Jika direnungkan, sejauh ini sesungguhnya kita memiliki rekaman dan pengalaman bagaimana membangun bangsa (Bung Karno), memajukan ekonomi (Pak Harto), dan menegakkan demokrasi/civil society (Gus Dur). Ketiga aspek ini sangat vital dan fundamental bagi pembangunan Indonesia modern sehingga ketiganya harus ditata, dipelihara, dan dikembangkan secara serempak.
Saat ini agenda yang sangat mendesak adalah bagaimana memunculkan pemerintahan yang cerdas, bersih, visioner, serta memiliki komitmen kuat pada bidang pendidikan agar semakin tinggi kita memanjat pohon, bukannya semakin kecele dan semakin tinggi jatuhnya, atau ibarat menggali sumber gas alam jangan sampai yang keluar adalah lumpur panas. Kita tidak bisa lagi berdalih dengan jargon masa transisi serta menyalahkan masa lalu. Kebutuhan anak-anak bangsa untuk memperoleh pekerjaan, pendidikan, dan kesehatan tidak mengenal masa transisi.

- TUGAS YANG DIMINTA -
**A)** Jawab berdasarkan teks tentang pembangunan Indonesia:
(i) Siapa yang dikaitkan dengan memajukan ekonomi?
(ii) Pada bidang apa pemerintahan yang dimunculkan harus memiliki komitmen kuat?
(iii) Apa saja kebutuhan anak-anak bangsa yang tidak mengenal masa transisi?
**B)** Mohon salin teks tentang pembangunan Indonesia di antara "Saat ini agenda" dan "mengenal masa transisi.", termasuk kedua bagian itu.
**C)** Lanjutkan teks tentang pembangunan Indonesia setelah kalimat terakhirnya.
Data yang disertakan tidak berperan dalam hal ini.

- DATA YANG DIBERIKAN -
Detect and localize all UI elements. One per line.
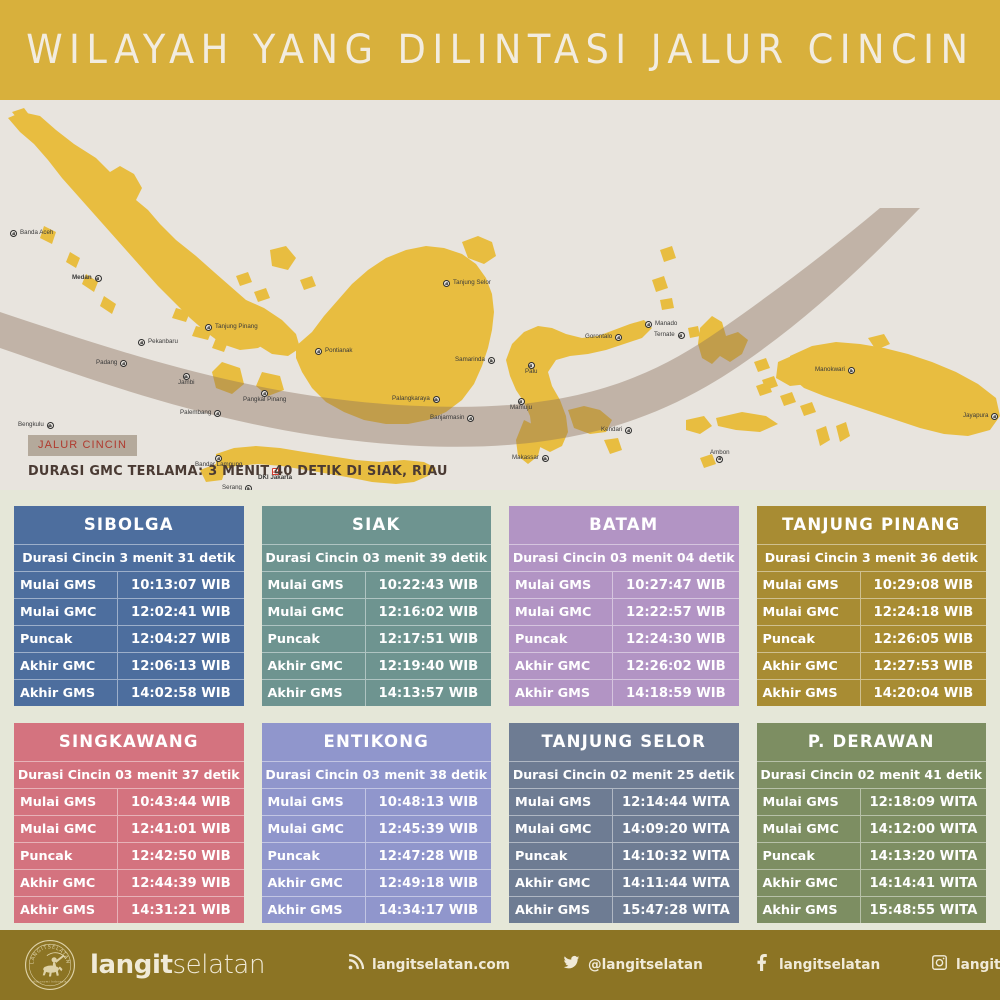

- HASIL AKHIR -
**A)**
(i) Pak Harto.
(ii) Bidang pendidikan.
(iii) Pekerjaan, pendidikan, dan kesehatan.

**B)**
Saat ini agenda yang sangat mendesak adalah bagaimana memunculkan pemerintahan yang cerdas, bersih, visioner, serta memiliki komitmen kuat pada bidang pendidikan agar semakin tinggi kita memanjat pohon, bukannya semakin kecele dan semakin tinggi jatuhnya, atau ibarat menggali sumber gas alam jangan sampai yang keluar adalah lumpur panas. Kita tidak bisa lagi berdalih dengan jargon masa transisi serta menyalahkan masa lalu. Kebutuhan anak-anak bangsa untuk memperoleh pekerjaan, pendidikan, dan kesehatan tidak mengenal masa transisi.

**C)**
Jejaring kehidupan
Dalam dunia pendidikan bermunculan kritik tajam terhadap warisan paradigma abad industri yang bersikap agresif dan eksploitatif terhadap alam untuk mengejar profit dan akumulasi modal, dengan mantra "efisiensi", "akselerasi", dan "persaingan bebas".
Fitjof Capra, misalnya, dalam bukunya, The Web of Life, secara sangat ilmiah dan menyentuh perasaan mengungkapkan bahwa manusia tak akan survive hidupnya kalau tidak mampu memelihara harmoni dan jejaring kehidupan, termasuk dengan lingkungan alamnya. Manusia pasti akan kalah kalau bermusuhan melawan alam. Itulah sebabnya, dalam bahasa teologi, bumi ini disebut "ibu" (mother earth) karena bumilah yang senantiasa mengasuh dan menyuplai seluruh kebutuhan manusia. Namun, sangat disesalkan, manusia tidak pandai berterima kasih dan bahkan sombong terhadap mother earth.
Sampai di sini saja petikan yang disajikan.